> _Stated problem_: Search the entries below. Return every line that has "What" in it.

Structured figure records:
---*---

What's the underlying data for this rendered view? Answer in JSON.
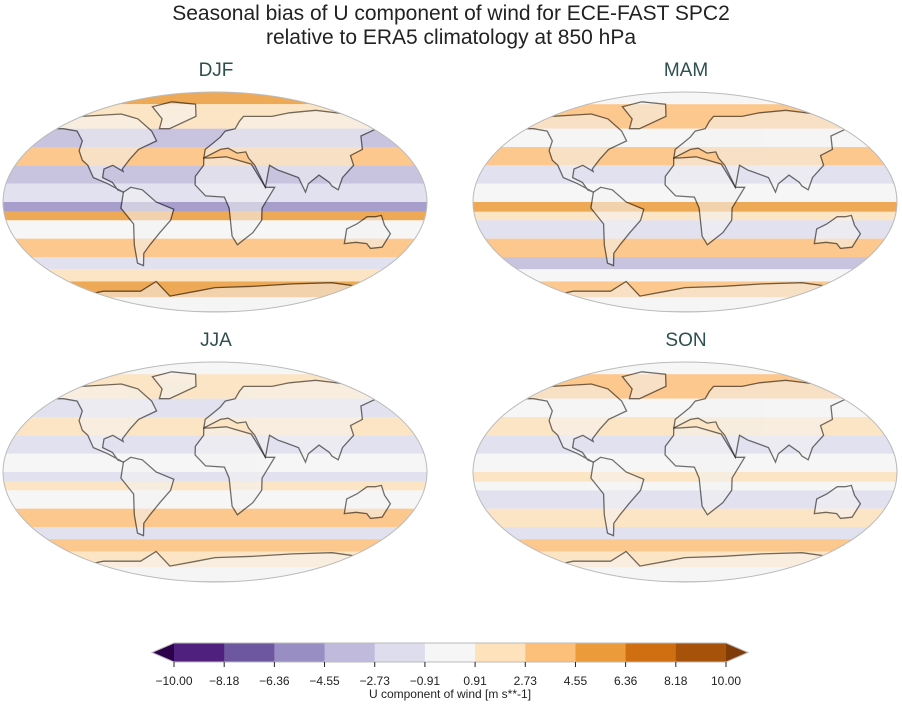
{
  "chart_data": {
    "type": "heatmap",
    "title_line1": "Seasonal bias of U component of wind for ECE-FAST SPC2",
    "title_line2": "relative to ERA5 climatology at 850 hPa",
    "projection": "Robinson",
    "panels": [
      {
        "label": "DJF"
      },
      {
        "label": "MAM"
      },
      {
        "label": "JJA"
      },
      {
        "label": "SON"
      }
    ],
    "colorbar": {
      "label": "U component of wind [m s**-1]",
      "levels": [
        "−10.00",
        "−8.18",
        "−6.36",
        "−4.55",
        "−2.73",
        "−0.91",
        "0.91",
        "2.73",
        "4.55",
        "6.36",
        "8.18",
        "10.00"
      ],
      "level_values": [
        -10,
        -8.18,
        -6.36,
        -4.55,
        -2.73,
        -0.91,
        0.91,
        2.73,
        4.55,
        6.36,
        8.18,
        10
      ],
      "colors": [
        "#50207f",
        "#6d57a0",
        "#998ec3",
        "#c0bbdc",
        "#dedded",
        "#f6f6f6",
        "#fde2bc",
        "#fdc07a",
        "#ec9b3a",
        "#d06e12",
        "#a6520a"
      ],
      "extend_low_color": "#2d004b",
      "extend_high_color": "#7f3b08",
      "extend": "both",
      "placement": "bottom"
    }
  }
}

---*---

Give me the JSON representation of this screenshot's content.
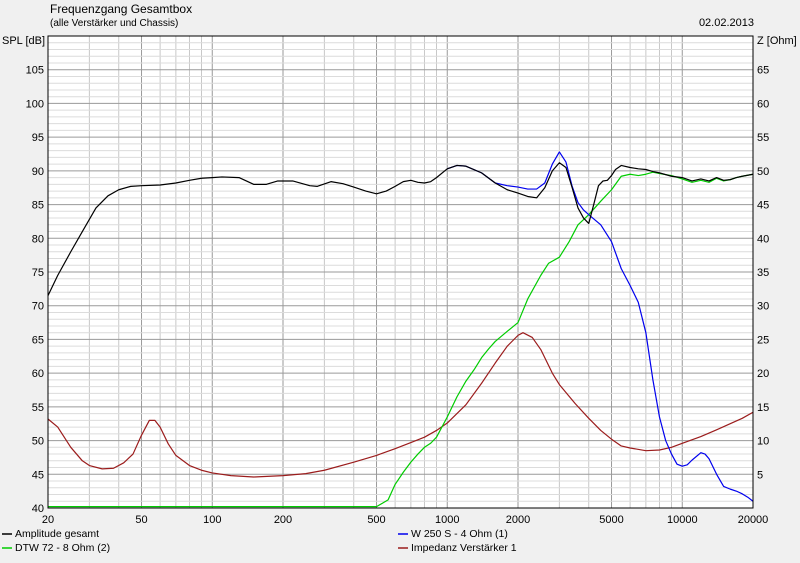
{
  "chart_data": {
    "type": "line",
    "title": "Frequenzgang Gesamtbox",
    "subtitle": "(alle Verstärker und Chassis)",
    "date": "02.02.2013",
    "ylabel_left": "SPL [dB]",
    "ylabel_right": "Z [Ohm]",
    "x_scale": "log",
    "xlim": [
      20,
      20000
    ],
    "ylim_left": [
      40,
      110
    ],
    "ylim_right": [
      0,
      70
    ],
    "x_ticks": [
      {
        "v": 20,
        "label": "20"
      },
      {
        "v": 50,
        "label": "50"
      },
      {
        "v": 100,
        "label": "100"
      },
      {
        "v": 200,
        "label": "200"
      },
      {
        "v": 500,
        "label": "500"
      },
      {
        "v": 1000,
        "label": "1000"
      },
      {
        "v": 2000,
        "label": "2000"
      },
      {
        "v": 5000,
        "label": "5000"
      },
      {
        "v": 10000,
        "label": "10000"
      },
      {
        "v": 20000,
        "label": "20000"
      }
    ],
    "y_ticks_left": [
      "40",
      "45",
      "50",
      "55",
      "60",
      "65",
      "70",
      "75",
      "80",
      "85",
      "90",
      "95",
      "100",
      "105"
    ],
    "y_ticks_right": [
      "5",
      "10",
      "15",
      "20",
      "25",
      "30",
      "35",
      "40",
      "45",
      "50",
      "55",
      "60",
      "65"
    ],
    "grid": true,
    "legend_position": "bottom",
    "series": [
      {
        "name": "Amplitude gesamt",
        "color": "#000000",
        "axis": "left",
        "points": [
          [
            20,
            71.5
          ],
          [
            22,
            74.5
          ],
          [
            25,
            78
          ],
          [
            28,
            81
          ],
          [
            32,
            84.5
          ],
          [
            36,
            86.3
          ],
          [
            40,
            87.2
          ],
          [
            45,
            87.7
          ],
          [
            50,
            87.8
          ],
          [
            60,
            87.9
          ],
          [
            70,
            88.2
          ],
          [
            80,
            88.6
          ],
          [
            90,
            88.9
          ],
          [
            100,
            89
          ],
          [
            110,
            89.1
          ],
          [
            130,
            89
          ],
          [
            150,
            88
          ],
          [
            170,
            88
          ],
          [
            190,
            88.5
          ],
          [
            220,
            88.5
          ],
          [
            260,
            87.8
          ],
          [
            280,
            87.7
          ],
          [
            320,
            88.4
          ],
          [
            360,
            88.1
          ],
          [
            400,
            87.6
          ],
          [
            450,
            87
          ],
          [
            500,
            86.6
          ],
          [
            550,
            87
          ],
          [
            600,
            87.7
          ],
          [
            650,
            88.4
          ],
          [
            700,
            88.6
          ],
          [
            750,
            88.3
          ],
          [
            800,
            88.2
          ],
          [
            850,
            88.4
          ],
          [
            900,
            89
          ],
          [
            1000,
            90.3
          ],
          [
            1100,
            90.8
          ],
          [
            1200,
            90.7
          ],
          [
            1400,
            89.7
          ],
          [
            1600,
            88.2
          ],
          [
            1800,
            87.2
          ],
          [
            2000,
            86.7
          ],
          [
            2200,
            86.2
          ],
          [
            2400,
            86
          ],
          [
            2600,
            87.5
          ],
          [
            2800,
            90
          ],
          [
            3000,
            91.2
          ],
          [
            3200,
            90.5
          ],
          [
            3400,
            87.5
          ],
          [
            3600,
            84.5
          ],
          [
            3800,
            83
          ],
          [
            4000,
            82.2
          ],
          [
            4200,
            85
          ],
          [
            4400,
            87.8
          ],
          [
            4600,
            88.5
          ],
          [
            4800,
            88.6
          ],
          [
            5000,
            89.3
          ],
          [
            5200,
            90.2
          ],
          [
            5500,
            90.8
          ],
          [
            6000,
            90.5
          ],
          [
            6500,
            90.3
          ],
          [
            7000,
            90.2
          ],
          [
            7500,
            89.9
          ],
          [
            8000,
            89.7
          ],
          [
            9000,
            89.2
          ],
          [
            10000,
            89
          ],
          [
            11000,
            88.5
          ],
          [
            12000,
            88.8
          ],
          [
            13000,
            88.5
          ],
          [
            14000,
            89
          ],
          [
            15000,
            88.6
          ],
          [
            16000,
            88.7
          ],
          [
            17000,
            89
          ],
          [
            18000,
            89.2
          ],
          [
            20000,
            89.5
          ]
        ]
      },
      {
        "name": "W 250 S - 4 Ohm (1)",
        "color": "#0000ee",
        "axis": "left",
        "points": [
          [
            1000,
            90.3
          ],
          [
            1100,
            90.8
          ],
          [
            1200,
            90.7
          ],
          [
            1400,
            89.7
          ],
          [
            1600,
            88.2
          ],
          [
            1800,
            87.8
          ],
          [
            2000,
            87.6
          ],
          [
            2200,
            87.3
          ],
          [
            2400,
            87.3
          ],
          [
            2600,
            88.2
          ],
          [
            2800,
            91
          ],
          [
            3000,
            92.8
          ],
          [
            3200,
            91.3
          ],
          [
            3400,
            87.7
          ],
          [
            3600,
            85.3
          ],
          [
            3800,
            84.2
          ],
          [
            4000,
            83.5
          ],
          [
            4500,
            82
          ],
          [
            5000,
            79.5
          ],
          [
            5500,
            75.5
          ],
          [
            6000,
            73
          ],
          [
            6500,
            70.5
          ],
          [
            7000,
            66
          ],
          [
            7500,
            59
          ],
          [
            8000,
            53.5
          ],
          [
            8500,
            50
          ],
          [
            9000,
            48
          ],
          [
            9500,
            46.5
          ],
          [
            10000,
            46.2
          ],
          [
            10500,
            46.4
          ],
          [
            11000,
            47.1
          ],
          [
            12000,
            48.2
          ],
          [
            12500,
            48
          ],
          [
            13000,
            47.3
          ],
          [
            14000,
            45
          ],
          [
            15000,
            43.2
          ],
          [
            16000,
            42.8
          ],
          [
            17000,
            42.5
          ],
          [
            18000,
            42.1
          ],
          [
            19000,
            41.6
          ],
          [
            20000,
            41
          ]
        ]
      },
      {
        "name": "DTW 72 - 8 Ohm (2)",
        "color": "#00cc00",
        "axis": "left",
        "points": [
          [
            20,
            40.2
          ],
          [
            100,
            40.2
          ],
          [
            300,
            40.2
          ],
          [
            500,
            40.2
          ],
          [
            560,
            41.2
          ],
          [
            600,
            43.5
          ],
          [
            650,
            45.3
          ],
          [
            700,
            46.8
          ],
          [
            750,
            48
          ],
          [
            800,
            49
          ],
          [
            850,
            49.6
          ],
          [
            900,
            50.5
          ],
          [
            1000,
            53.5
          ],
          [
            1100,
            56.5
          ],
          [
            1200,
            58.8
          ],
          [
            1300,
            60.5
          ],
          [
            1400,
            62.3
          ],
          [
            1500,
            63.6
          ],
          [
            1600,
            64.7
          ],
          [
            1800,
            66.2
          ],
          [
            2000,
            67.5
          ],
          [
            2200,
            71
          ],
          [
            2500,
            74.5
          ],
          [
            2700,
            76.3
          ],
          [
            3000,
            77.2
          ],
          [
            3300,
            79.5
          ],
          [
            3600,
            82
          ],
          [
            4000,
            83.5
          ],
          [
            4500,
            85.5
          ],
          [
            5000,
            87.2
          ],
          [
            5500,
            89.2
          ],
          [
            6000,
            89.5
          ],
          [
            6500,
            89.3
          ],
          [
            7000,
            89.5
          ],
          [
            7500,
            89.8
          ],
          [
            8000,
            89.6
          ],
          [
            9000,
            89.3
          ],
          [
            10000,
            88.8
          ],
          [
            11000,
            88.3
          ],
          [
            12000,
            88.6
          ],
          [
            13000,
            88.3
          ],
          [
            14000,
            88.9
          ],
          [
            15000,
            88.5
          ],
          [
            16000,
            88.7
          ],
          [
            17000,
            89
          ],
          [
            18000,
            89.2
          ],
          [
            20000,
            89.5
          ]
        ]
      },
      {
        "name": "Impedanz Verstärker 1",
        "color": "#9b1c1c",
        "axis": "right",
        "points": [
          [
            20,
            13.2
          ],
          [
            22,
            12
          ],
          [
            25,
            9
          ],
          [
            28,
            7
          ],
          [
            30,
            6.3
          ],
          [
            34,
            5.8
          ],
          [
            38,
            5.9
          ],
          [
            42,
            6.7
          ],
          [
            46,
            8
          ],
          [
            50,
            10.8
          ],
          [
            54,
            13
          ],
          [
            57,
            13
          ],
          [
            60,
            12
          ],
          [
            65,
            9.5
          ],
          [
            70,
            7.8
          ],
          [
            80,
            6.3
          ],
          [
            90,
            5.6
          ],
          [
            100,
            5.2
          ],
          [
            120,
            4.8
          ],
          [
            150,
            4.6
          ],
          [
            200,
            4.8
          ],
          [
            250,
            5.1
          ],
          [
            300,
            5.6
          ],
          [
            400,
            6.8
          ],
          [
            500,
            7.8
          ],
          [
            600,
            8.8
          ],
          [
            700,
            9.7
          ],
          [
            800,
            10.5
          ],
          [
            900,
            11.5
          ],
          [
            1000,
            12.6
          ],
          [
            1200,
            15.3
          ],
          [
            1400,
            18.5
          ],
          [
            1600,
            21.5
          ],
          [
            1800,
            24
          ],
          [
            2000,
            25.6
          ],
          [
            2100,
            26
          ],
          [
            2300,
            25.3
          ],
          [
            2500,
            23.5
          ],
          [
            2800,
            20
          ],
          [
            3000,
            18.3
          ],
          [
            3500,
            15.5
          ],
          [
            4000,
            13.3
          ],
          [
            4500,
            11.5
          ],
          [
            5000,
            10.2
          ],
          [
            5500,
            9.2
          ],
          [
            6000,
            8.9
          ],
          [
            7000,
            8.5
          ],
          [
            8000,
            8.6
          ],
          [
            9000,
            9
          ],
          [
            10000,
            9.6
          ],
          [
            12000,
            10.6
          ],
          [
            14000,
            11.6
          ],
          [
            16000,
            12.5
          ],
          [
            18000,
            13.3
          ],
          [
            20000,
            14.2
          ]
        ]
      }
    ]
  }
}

---*---

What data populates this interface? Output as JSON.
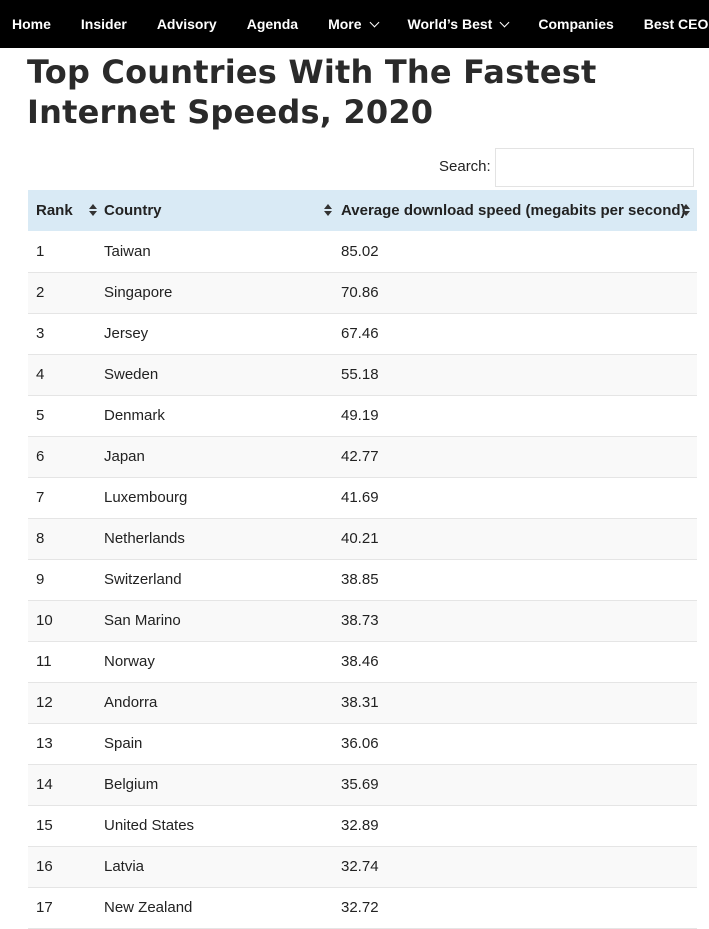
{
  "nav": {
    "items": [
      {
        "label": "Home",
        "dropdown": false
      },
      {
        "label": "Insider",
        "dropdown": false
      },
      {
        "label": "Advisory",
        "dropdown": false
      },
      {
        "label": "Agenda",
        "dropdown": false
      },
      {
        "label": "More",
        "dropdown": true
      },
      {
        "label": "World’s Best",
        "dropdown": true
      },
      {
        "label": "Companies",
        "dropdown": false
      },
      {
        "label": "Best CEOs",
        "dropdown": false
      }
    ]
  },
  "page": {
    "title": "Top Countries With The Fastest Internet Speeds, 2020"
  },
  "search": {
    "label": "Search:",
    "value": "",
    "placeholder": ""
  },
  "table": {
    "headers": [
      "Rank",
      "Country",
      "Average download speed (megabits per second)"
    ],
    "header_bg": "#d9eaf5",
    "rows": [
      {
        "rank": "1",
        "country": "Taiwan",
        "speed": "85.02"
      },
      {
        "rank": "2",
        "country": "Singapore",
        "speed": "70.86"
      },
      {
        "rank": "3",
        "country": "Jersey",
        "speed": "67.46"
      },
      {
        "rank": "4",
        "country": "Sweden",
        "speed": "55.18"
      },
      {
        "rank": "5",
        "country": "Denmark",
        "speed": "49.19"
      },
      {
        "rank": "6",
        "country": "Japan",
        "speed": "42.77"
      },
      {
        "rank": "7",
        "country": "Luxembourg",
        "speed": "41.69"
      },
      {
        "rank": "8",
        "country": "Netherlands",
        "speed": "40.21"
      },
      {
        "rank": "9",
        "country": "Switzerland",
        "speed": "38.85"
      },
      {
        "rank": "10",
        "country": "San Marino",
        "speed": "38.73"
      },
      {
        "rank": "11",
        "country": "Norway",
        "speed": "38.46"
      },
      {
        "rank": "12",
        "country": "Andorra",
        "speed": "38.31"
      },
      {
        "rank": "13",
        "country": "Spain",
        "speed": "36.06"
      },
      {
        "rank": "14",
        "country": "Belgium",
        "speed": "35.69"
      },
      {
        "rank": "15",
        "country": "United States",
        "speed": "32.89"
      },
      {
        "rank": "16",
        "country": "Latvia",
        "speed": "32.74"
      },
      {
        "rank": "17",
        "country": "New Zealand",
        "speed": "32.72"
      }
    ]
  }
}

---*---

> _The response_:
What's the underlying data for this rendered view? Answer in JSON.
What data populates this interface? Output as JSON.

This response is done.